Your task ->
Locate every row below that contains the string "Sessions" and copy each such row in full.
start Task material
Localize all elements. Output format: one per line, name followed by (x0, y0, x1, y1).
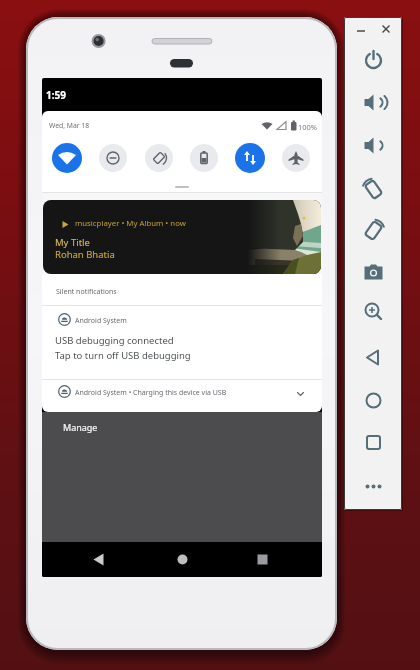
button[interactable] (145, 144, 173, 172)
button[interactable] (42, 274, 322, 412)
staticText: Tap to turn off USB debugging (55, 349, 191, 362)
staticText: musicplayer • My Album • now (75, 218, 186, 229)
button[interactable] (235, 143, 265, 173)
button[interactable] (377, 21, 395, 37)
button[interactable] (360, 298, 387, 325)
staticText: USB debugging connected (55, 334, 174, 347)
button[interactable] (170, 547, 195, 572)
staticText: Rohan Bhatia (55, 248, 115, 261)
button[interactable]: musicplayer • My Album • now (43, 200, 321, 274)
button[interactable] (52, 143, 82, 173)
button[interactable]: Manage (52, 414, 112, 436)
button[interactable] (282, 144, 310, 172)
button[interactable] (360, 89, 387, 116)
button[interactable] (360, 344, 387, 371)
staticText: Silent notifications (56, 287, 117, 297)
button[interactable] (190, 144, 218, 172)
staticText: Wed, Mar 18 (49, 121, 90, 130)
button[interactable] (360, 473, 387, 500)
staticText: 100% (298, 122, 318, 132)
button[interactable] (86, 547, 111, 572)
button[interactable] (250, 547, 275, 572)
staticText: Android System (75, 316, 127, 326)
button[interactable] (360, 429, 387, 456)
button[interactable] (99, 144, 127, 172)
button[interactable] (360, 175, 387, 202)
staticText: Manage (63, 421, 98, 433)
button[interactable] (360, 46, 387, 73)
staticText: Android System • Charging this device vi… (75, 388, 227, 398)
button[interactable] (360, 387, 387, 414)
button[interactable] (352, 21, 370, 37)
button[interactable] (360, 132, 387, 159)
button[interactable] (360, 258, 387, 285)
staticText: My Title (55, 236, 90, 249)
staticText: 1:59 (46, 88, 66, 102)
button[interactable] (360, 216, 387, 243)
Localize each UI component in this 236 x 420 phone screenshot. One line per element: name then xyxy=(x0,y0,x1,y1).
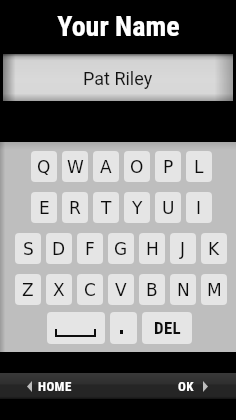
staticText: DEL xyxy=(154,318,181,338)
staticText: HOME xyxy=(38,379,72,394)
button[interactable]: F xyxy=(77,233,103,264)
staticText: R xyxy=(69,198,81,218)
staticText: B xyxy=(146,280,158,300)
staticText: Pat Riley xyxy=(83,68,153,89)
staticText: L xyxy=(194,157,204,177)
button[interactable]: T xyxy=(93,192,119,223)
button[interactable]: J xyxy=(170,233,196,264)
button[interactable]: X xyxy=(46,274,72,305)
button[interactable]: I xyxy=(186,192,212,223)
button[interactable]: R xyxy=(62,192,88,223)
button[interactable]: O xyxy=(124,151,150,182)
button[interactable]: H xyxy=(139,233,165,264)
staticText: Y xyxy=(132,198,143,218)
button[interactable]: C xyxy=(77,274,103,305)
button[interactable]: W xyxy=(62,151,88,182)
staticText: O xyxy=(130,157,144,177)
button[interactable]: L xyxy=(186,151,212,182)
staticText: T xyxy=(101,198,112,218)
button[interactable]: Z xyxy=(15,274,41,305)
button[interactable]: OK xyxy=(178,373,208,399)
staticText: W xyxy=(67,157,84,177)
staticText: X xyxy=(53,280,65,300)
button[interactable]: K xyxy=(201,233,227,264)
staticText: OK xyxy=(178,379,194,394)
staticText: Z xyxy=(22,280,34,300)
button[interactable]: A xyxy=(93,151,119,182)
staticText: C xyxy=(84,280,96,300)
button[interactable]: U xyxy=(155,192,181,223)
staticText: A xyxy=(100,157,112,177)
staticText: N xyxy=(177,280,190,300)
button[interactable]: HOME xyxy=(27,373,72,399)
button[interactable]: Y xyxy=(124,192,150,223)
button[interactable]: V xyxy=(108,274,134,305)
button[interactable]: N xyxy=(170,274,196,305)
staticText: K xyxy=(208,239,220,259)
button[interactable]: Delete xyxy=(142,312,192,344)
staticText: U xyxy=(162,198,175,218)
button[interactable]: Space xyxy=(47,312,105,344)
button[interactable]: Pat Riley xyxy=(3,54,233,101)
staticText: V xyxy=(115,280,127,300)
button[interactable]: Period xyxy=(110,312,137,344)
button[interactable]: M xyxy=(201,274,227,305)
staticText: H xyxy=(146,239,159,259)
button[interactable]: E xyxy=(31,192,57,223)
button[interactable]: B xyxy=(139,274,165,305)
staticText: Your Name xyxy=(57,10,180,43)
staticText: P xyxy=(163,157,174,177)
button[interactable]: G xyxy=(108,233,134,264)
staticText: M xyxy=(207,280,222,300)
staticText: S xyxy=(23,239,34,259)
staticText: J xyxy=(180,239,186,259)
staticText: D xyxy=(52,239,66,259)
button[interactable]: S xyxy=(15,233,41,264)
staticText: I xyxy=(196,198,202,218)
button[interactable]: Q xyxy=(31,151,57,182)
staticText: F xyxy=(85,239,95,259)
button[interactable]: D xyxy=(46,233,72,264)
staticText: E xyxy=(39,198,50,218)
staticText: Q xyxy=(37,157,51,177)
staticText: G xyxy=(114,239,128,259)
button[interactable]: P xyxy=(155,151,181,182)
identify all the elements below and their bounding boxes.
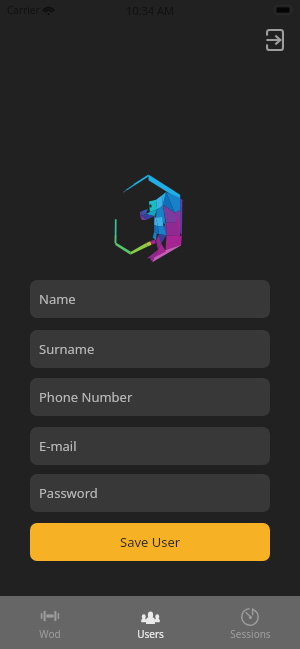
staticText: Users [137,627,164,641]
staticText: Surname [39,340,95,358]
staticText: Sessions [230,627,271,641]
staticText: Save User [120,533,181,551]
button[interactable]: Surname [30,330,270,368]
button[interactable]: Users [100,596,200,649]
button[interactable]: Name [30,280,270,318]
button[interactable]: Phone Number [30,378,270,416]
button[interactable]: Save User [30,523,270,561]
staticText: 10:34 AM [126,3,174,18]
button[interactable]: Sessions [200,596,300,649]
staticText: Phone Number [39,388,133,406]
staticText: E-mail [39,437,77,455]
staticText: Password [39,484,98,502]
staticText: Name [39,290,76,308]
button[interactable]: Wod [0,596,100,649]
button[interactable]: E-mail [30,427,270,465]
button[interactable]: Log out [260,25,290,55]
staticText: Carrier [7,3,40,17]
button[interactable]: Password [30,474,270,512]
staticText: Wod [39,627,61,641]
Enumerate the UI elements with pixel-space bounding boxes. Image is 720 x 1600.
end Task material
Solution ->
staticText: Sessions [230,627,271,641]
button[interactable]: Sessions [200,596,300,649]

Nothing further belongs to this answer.